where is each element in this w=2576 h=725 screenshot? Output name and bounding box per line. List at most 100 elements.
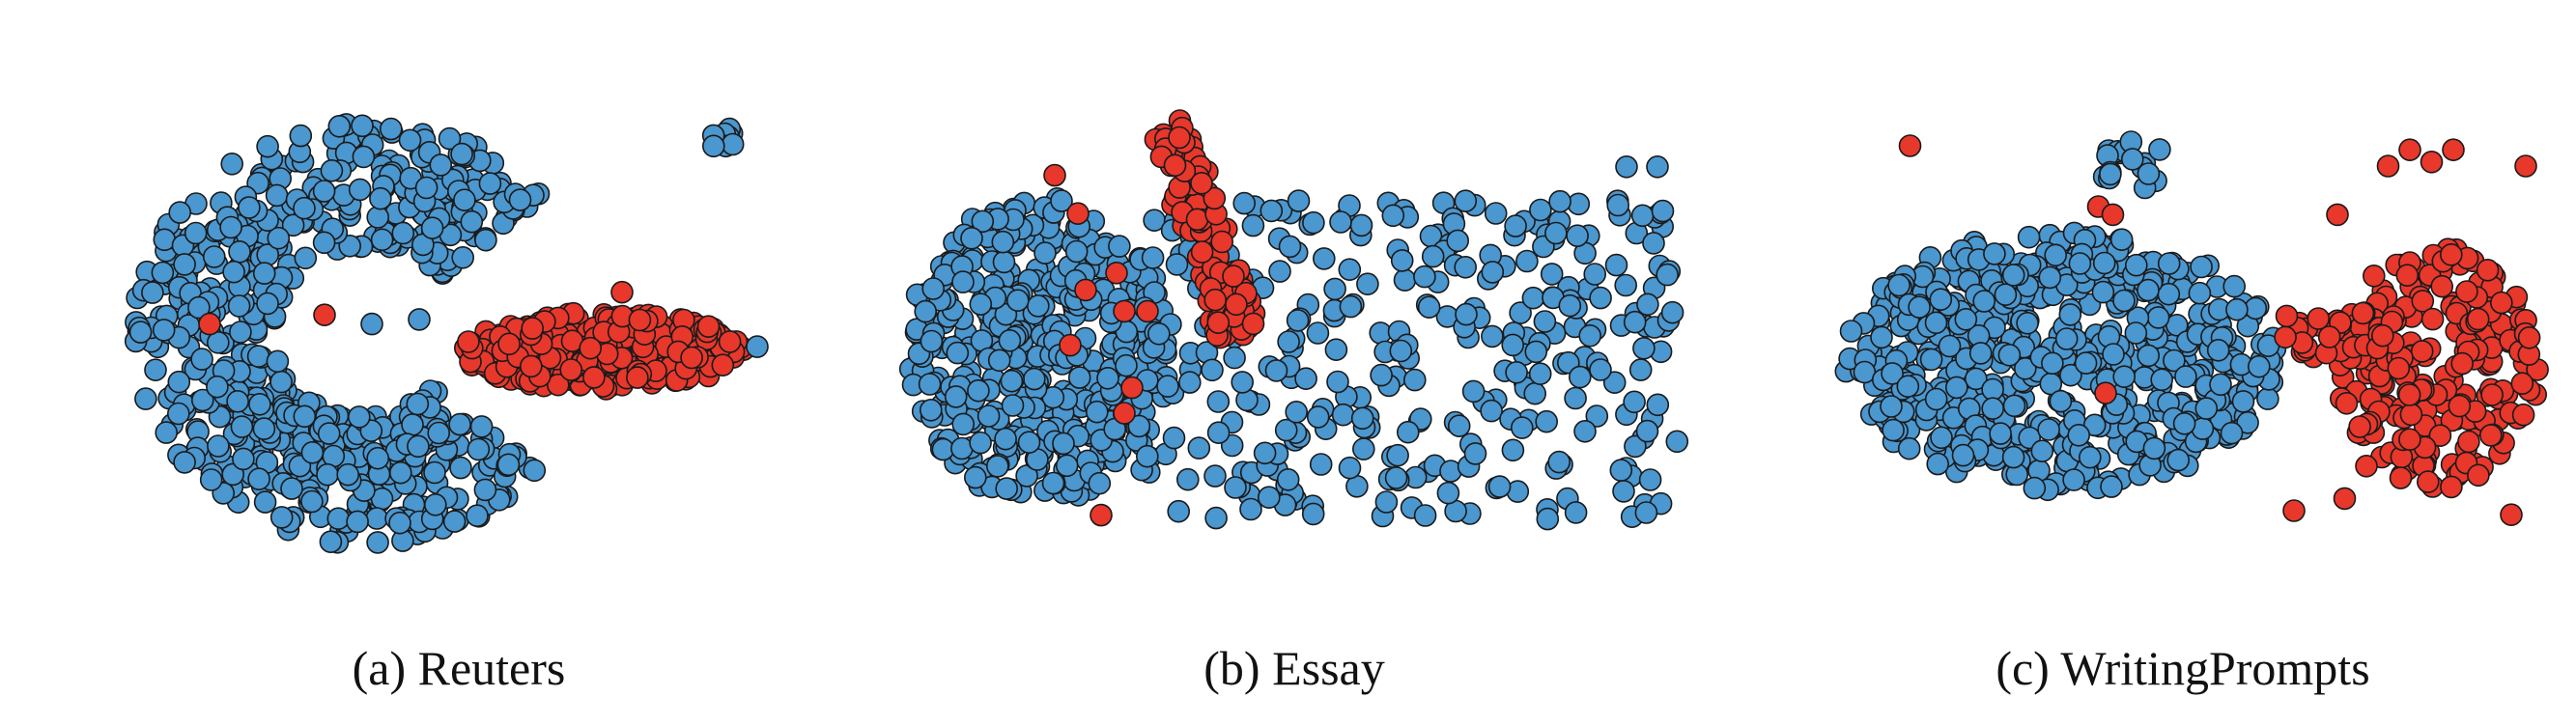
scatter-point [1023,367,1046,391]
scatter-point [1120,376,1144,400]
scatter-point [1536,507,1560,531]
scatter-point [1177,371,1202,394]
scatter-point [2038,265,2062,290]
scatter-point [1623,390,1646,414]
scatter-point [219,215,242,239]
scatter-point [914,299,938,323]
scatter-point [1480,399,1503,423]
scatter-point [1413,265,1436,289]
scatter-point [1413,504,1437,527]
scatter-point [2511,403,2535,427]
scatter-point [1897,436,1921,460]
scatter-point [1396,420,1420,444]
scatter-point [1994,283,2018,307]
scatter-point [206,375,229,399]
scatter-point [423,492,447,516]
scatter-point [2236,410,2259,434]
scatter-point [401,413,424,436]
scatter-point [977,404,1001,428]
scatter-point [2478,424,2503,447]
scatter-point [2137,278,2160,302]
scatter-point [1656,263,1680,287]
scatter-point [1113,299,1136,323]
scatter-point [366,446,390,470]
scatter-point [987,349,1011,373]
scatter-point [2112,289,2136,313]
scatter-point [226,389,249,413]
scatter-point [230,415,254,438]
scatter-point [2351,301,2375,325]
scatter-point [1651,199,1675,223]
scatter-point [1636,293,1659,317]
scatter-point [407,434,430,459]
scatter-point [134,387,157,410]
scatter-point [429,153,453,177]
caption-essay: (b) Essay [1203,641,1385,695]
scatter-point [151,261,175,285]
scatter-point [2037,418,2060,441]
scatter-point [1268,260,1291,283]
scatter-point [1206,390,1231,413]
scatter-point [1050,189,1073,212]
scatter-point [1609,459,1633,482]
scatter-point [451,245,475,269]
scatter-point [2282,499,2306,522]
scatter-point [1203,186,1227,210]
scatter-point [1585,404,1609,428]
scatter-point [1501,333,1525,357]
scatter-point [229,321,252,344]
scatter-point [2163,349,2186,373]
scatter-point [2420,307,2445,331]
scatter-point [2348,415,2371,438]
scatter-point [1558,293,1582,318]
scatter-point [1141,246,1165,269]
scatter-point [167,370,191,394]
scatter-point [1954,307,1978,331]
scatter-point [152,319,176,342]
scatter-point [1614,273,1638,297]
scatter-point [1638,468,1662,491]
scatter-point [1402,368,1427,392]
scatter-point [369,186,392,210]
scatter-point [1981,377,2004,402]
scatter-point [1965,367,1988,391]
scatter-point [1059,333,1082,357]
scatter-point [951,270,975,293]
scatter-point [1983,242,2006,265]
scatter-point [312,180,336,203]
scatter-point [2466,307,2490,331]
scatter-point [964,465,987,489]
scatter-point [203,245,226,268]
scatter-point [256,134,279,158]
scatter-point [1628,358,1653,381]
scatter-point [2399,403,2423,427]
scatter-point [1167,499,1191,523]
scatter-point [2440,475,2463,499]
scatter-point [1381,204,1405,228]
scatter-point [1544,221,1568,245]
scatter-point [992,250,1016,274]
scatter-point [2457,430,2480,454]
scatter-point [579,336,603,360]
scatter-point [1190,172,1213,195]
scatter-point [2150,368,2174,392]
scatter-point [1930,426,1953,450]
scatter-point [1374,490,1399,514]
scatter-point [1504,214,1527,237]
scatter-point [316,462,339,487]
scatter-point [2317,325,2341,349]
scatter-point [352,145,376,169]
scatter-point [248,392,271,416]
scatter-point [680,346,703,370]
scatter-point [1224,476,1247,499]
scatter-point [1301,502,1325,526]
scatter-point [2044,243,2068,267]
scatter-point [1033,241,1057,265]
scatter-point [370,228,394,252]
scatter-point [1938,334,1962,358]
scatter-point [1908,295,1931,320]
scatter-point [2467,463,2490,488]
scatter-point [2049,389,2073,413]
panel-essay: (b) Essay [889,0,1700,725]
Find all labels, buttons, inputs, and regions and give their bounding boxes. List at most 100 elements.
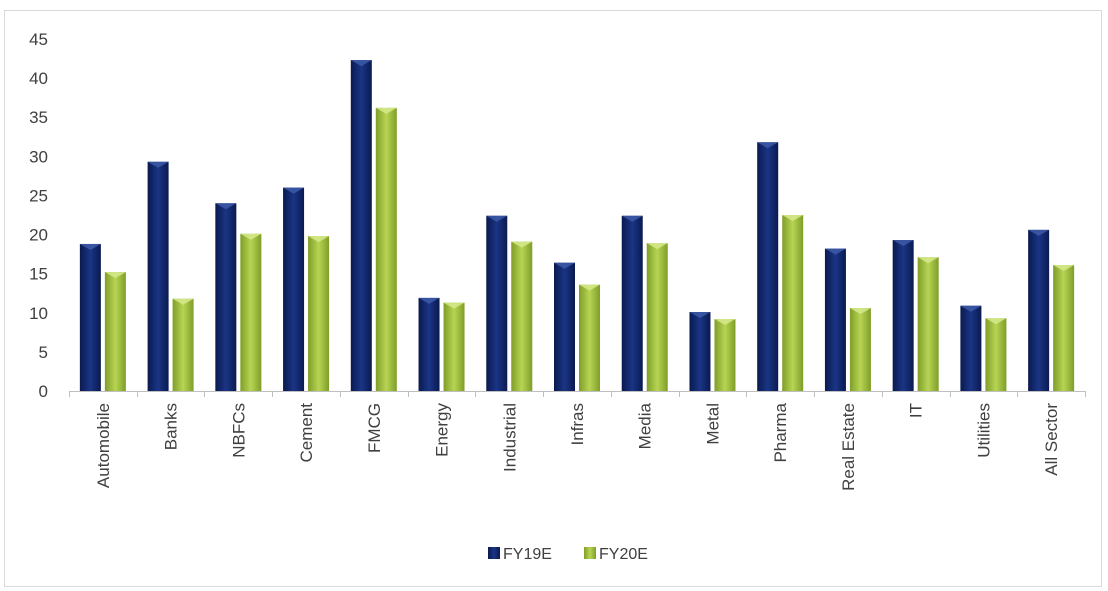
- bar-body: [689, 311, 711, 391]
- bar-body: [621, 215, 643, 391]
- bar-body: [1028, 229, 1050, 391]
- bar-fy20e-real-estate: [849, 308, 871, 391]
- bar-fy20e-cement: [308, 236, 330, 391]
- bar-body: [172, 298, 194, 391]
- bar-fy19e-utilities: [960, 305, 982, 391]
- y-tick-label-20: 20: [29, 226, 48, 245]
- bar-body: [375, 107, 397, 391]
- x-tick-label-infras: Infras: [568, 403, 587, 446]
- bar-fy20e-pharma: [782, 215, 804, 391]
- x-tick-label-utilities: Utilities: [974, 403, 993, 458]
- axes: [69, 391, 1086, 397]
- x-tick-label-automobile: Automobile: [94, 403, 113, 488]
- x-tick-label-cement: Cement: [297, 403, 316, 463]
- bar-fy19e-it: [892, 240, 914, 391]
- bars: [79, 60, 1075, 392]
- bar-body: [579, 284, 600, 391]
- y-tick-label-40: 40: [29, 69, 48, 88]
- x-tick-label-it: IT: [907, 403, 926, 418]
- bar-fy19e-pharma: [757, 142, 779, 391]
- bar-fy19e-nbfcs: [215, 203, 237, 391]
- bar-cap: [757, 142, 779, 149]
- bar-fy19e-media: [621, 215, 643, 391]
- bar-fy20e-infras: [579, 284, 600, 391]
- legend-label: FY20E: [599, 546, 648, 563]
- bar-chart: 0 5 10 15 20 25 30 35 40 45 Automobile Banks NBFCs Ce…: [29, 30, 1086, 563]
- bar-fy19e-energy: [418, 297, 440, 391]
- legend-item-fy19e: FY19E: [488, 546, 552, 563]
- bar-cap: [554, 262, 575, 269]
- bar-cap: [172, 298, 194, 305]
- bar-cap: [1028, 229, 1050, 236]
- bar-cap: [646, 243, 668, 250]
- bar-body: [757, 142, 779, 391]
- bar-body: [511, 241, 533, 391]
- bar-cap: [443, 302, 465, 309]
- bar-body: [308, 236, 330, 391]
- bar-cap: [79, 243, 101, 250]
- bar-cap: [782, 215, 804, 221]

---*---

* TO BE DONE *
Reproduce every line of the material above verbatim, omitting the pictures.

* CORRECT RESULT *
where is each element in this w=2576 h=725 screenshot? Output name and bounding box per line. List at most 100 elements.
scatter-point [1023,367,1046,391]
scatter-point [1120,376,1144,400]
scatter-point [1536,507,1560,531]
scatter-point [1177,371,1202,394]
scatter-point [2038,265,2062,290]
scatter-point [1623,390,1646,414]
scatter-point [219,215,242,239]
scatter-point [914,299,938,323]
scatter-point [1480,399,1503,423]
scatter-point [1413,265,1436,289]
scatter-point [1413,504,1437,527]
scatter-point [2511,403,2535,427]
scatter-point [1897,436,1921,460]
scatter-point [1396,420,1420,444]
scatter-point [1994,283,2018,307]
scatter-point [206,375,229,399]
scatter-point [423,492,447,516]
scatter-point [2236,410,2259,434]
scatter-point [401,413,424,436]
scatter-point [977,404,1001,428]
scatter-point [2478,424,2503,447]
scatter-point [2137,278,2160,302]
scatter-point [1656,263,1680,287]
scatter-point [1113,299,1136,323]
scatter-point [366,446,390,470]
scatter-point [987,349,1011,373]
scatter-point [2112,289,2136,313]
scatter-point [226,389,249,413]
scatter-point [230,415,254,438]
scatter-point [2351,301,2375,325]
scatter-point [1651,199,1675,223]
scatter-point [1636,293,1659,317]
scatter-point [407,434,430,459]
scatter-point [134,387,157,410]
scatter-point [429,153,453,177]
caption-essay: (b) Essay [1203,641,1385,695]
scatter-point [151,261,175,285]
scatter-point [2037,418,2060,441]
scatter-point [1268,260,1291,283]
scatter-point [1206,390,1231,413]
scatter-point [1050,189,1073,212]
scatter-point [1609,459,1633,482]
scatter-point [451,245,475,269]
scatter-point [2282,499,2306,522]
scatter-point [1203,186,1227,210]
scatter-point [1585,404,1609,428]
scatter-point [1501,333,1525,357]
scatter-point [229,321,252,344]
scatter-point [2163,349,2186,373]
scatter-point [2420,307,2445,331]
scatter-point [2348,415,2371,438]
scatter-point [1558,293,1582,318]
scatter-point [1141,246,1165,269]
scatter-point [167,370,191,394]
scatter-point [1954,307,1978,331]
scatter-point [152,319,176,342]
scatter-point [1614,273,1638,297]
scatter-point [1638,468,1662,491]
scatter-point [1402,368,1427,392]
scatter-point [369,186,392,210]
scatter-point [1981,377,2004,402]
scatter-point [1965,367,1988,391]
scatter-point [1059,333,1082,357]
scatter-point [951,270,975,293]
scatter-point [1983,242,2006,265]
scatter-point [312,180,336,203]
scatter-point [2466,307,2490,331]
scatter-point [964,465,987,489]
scatter-point [203,245,226,268]
scatter-point [256,134,279,158]
scatter-point [1628,358,1653,381]
scatter-point [2399,403,2423,427]
scatter-point [1167,499,1191,523]
scatter-point [2440,475,2463,499]
scatter-point [1381,204,1405,228]
scatter-point [1544,221,1568,245]
scatter-point [992,250,1016,274]
scatter-point [2457,430,2480,454]
scatter-point [579,336,603,360]
scatter-point [1190,172,1213,195]
scatter-point [2150,368,2174,392]
scatter-point [1930,426,1953,450]
scatter-point [1374,490,1399,514]
scatter-point [1504,214,1527,237]
scatter-point [316,462,339,487]
scatter-point [2317,325,2341,349]
scatter-point [352,145,376,169]
scatter-point [248,392,271,416]
scatter-point [680,346,703,370]
scatter-point [1224,476,1247,499]
scatter-point [1301,502,1325,526]
scatter-point [2044,243,2068,267]
scatter-point [1033,241,1057,265]
scatter-point [370,228,394,252]
scatter-point [1938,334,1962,358]
scatter-point [1908,295,1931,320]
scatter-point [2467,463,2490,488]
scatter-point [2049,389,2073,413]
panel-essay: (b) Essay [889,0,1700,725]
Find all labels, buttons, inputs, and regions and give their bounding boxes. List at most 100 elements.
- bar-body: [689, 311, 711, 391]
- bar-body: [621, 215, 643, 391]
- bar-body: [1028, 229, 1050, 391]
- bar-fy20e-real-estate: [849, 308, 871, 391]
- bar-fy20e-cement: [308, 236, 330, 391]
- bar-body: [172, 298, 194, 391]
- bar-fy19e-utilities: [960, 305, 982, 391]
- y-tick-label-20: 20: [29, 226, 48, 245]
- bar-body: [375, 107, 397, 391]
- x-tick-label-infras: Infras: [568, 403, 587, 446]
- bar-fy20e-pharma: [782, 215, 804, 391]
- x-tick-label-utilities: Utilities: [974, 403, 993, 458]
- axes: [69, 391, 1086, 397]
- x-tick-label-automobile: Automobile: [94, 403, 113, 488]
- x-tick-label-cement: Cement: [297, 403, 316, 463]
- bar-fy19e-it: [892, 240, 914, 391]
- bars: [79, 60, 1075, 392]
- bar-body: [579, 284, 600, 391]
- y-tick-label-40: 40: [29, 69, 48, 88]
- x-tick-label-it: IT: [907, 403, 926, 418]
- bar-fy19e-pharma: [757, 142, 779, 391]
- bar-fy19e-nbfcs: [215, 203, 237, 391]
- bar-cap: [757, 142, 779, 149]
- bar-fy19e-media: [621, 215, 643, 391]
- bar-fy20e-infras: [579, 284, 600, 391]
- legend-label: FY20E: [599, 546, 648, 563]
- bar-chart: 0 5 10 15 20 25 30 35 40 45 Automobile Banks NBFCs Ce…: [29, 30, 1086, 563]
- bar-fy19e-energy: [418, 297, 440, 391]
- legend-item-fy19e: FY19E: [488, 546, 552, 563]
- bar-cap: [554, 262, 575, 269]
- bar-cap: [172, 298, 194, 305]
- bar-cap: [1028, 229, 1050, 236]
- bar-cap: [646, 243, 668, 250]
- bar-body: [757, 142, 779, 391]
- bar-body: [511, 241, 533, 391]
- bar-cap: [443, 302, 465, 309]
- bar-body: [308, 236, 330, 391]
- bar-cap: [79, 243, 101, 250]
- bar-cap: [782, 215, 804, 221]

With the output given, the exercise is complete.